(What to produce): Using the data below, copy each line that includes the word "JSON".

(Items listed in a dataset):
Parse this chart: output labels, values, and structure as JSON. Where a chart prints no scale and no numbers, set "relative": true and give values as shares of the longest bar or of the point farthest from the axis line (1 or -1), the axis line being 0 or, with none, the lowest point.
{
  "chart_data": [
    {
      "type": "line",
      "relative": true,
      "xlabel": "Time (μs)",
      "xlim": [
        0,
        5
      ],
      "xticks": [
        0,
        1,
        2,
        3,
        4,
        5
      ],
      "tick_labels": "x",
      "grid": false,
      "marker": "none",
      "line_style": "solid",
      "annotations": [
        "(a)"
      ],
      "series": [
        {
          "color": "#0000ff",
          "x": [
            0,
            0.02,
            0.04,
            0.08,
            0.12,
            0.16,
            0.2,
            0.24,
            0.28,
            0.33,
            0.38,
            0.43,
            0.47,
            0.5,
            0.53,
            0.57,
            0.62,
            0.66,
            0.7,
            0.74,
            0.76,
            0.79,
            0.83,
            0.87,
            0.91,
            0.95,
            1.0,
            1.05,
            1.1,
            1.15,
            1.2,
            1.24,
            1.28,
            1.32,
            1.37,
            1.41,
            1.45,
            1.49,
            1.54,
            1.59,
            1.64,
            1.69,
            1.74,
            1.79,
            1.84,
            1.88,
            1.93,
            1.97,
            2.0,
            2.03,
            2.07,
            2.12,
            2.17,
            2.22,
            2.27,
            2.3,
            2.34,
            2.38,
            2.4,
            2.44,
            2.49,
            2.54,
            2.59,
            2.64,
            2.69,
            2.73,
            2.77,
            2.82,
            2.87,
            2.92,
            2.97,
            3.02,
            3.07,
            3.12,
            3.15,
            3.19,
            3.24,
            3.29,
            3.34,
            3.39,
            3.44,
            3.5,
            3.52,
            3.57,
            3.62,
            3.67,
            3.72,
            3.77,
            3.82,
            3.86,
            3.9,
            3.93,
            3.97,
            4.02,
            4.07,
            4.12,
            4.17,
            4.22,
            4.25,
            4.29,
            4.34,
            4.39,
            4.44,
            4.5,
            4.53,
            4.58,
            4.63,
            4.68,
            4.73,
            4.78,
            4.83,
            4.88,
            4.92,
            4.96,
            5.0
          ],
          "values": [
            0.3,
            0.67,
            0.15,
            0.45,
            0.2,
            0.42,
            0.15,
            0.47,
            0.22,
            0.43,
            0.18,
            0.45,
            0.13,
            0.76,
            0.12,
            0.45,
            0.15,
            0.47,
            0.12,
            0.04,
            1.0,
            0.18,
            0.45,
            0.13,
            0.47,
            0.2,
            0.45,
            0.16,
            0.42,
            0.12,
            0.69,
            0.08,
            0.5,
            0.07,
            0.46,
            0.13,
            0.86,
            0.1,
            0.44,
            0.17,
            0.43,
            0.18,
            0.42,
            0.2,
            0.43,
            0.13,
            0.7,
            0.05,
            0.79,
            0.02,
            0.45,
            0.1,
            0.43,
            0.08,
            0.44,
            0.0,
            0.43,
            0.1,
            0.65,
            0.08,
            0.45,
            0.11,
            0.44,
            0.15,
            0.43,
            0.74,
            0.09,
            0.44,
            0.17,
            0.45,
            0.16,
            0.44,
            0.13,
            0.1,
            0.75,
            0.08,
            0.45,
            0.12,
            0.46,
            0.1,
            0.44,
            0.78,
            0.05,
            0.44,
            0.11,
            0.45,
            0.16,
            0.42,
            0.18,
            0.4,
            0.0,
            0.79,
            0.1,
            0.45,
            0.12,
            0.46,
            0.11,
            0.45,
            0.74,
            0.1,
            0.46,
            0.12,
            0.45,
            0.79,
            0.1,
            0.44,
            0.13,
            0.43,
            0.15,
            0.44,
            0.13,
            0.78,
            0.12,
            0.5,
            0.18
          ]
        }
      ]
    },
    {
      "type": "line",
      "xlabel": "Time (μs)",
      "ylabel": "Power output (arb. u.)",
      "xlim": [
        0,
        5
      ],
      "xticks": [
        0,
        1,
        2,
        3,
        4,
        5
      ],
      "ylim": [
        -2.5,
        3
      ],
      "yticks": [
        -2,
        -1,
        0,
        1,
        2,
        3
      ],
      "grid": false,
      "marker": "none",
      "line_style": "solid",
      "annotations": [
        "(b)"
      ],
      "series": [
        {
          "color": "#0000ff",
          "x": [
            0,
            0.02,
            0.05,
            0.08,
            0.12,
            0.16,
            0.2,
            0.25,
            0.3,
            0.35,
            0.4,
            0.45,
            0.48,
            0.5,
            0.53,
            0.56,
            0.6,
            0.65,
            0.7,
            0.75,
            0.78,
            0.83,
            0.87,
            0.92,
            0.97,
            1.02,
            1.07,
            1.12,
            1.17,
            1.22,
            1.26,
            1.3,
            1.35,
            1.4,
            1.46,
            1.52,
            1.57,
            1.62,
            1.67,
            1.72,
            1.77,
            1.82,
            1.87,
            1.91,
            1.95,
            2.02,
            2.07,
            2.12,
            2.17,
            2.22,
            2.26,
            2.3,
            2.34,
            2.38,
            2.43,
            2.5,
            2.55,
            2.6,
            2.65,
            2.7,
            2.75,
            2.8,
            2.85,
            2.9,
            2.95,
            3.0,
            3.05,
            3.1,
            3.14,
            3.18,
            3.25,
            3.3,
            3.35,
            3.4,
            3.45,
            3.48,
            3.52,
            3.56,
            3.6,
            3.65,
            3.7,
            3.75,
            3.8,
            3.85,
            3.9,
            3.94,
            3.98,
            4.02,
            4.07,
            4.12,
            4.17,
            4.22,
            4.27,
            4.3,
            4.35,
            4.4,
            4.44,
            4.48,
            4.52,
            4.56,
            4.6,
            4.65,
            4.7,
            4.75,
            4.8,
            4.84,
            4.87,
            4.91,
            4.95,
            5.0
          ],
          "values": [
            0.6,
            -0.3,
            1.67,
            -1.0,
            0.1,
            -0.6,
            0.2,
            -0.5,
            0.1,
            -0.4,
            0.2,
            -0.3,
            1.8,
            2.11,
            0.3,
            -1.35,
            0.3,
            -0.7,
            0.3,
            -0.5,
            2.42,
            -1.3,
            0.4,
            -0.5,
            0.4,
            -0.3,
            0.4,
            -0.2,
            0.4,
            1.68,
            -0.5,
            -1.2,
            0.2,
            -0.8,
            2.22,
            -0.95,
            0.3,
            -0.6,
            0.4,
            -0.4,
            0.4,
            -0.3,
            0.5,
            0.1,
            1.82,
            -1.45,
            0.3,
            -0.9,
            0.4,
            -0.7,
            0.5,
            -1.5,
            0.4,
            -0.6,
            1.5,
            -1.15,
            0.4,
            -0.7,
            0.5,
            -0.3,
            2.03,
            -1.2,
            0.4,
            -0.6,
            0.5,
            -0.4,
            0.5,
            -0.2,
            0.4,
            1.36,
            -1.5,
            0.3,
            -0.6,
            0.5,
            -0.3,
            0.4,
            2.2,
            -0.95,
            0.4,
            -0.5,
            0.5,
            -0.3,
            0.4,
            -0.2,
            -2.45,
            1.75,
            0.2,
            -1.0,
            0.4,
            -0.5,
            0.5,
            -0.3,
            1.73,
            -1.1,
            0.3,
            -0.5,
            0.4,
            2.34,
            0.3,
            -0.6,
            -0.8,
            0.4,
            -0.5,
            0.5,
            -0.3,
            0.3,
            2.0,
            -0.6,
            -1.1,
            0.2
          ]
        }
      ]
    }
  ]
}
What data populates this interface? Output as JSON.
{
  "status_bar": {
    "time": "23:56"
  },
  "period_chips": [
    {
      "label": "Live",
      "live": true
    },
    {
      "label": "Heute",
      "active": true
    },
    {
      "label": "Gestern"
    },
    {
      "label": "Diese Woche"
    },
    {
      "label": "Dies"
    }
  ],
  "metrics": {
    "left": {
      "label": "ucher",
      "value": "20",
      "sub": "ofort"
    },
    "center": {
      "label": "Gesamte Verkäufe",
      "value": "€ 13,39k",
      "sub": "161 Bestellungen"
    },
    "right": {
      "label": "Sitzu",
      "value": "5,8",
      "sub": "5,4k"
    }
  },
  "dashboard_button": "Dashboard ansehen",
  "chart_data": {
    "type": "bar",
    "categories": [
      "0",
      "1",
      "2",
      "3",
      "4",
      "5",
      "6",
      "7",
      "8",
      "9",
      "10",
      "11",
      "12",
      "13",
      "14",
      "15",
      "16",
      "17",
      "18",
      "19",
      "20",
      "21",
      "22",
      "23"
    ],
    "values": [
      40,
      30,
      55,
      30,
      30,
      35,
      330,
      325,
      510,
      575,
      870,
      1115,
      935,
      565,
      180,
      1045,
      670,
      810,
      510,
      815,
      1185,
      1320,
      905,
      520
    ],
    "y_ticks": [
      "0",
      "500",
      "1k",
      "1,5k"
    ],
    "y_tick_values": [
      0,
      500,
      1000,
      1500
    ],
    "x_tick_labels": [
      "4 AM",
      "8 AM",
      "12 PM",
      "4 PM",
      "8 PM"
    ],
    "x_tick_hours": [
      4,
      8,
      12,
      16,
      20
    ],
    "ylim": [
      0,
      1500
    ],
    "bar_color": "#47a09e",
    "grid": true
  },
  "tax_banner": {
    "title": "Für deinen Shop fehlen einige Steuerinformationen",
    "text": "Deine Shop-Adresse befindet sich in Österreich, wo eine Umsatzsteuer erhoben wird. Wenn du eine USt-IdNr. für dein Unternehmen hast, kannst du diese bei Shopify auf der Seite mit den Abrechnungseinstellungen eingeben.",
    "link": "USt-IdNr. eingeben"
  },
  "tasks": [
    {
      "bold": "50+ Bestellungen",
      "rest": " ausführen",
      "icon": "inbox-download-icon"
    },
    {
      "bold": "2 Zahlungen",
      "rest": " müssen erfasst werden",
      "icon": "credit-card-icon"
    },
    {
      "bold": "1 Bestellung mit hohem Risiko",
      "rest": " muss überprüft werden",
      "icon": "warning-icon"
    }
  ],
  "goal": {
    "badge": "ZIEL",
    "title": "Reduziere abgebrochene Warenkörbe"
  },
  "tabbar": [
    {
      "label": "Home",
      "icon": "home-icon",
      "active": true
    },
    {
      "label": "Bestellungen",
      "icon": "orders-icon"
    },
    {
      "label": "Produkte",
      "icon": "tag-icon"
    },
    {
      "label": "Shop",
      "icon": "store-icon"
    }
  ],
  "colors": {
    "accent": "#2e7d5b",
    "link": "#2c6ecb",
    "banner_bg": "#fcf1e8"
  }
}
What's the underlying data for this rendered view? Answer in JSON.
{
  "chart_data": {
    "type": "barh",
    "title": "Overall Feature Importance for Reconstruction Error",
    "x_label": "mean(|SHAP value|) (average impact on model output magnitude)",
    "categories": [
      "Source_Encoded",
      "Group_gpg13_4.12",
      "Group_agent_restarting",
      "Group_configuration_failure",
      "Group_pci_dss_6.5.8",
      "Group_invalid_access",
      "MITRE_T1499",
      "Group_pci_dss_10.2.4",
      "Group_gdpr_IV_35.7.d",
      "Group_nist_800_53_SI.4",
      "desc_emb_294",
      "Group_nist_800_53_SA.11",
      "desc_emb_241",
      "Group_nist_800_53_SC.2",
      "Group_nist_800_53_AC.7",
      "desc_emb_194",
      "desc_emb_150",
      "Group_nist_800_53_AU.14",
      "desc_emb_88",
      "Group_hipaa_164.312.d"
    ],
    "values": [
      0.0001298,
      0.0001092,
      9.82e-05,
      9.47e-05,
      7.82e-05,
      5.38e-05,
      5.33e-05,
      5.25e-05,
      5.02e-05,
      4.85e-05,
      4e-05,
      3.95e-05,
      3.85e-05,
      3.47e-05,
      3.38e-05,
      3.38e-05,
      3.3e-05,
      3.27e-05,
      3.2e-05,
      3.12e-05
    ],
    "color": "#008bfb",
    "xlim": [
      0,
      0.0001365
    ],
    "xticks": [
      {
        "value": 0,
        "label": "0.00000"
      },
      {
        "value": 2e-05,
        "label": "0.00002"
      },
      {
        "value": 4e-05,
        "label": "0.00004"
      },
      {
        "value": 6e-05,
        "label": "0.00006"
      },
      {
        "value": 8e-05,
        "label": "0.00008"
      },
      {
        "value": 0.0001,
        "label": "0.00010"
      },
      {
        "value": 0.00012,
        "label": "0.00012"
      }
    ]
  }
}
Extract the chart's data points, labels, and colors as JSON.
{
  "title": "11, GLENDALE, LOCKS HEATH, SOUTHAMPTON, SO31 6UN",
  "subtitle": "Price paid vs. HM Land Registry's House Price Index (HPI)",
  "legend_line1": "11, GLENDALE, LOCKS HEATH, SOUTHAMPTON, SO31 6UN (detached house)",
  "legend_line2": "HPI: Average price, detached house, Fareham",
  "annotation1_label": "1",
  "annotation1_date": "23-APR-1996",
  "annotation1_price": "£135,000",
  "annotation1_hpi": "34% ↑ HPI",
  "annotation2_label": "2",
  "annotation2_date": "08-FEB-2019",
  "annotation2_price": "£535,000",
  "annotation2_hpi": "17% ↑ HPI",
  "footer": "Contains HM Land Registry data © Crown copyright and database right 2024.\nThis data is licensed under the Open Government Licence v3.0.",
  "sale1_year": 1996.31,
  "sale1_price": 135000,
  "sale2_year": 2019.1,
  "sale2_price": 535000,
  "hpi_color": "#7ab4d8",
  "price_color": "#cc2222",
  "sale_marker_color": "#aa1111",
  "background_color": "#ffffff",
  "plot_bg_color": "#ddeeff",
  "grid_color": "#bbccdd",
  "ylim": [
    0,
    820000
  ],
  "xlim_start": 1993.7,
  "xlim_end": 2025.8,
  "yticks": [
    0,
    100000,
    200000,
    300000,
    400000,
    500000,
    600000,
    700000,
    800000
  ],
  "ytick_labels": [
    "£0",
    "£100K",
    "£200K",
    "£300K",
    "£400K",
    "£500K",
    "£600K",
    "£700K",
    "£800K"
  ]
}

(Solution for this problem):
Parse this chart: output labels, values, and structure as JSON. Where a chart prints no scale and no numbers, set "relative": true and give values as shares of the longest bar or of the point farthest from the axis line (1 or -1), the axis line being 0 or, with none, the lowest point.
What data populates this interface? Output as JSON.
What's the underlying data for this rendered view? Answer in JSON.
Extract the chart's data points, labels, and colors as JSON.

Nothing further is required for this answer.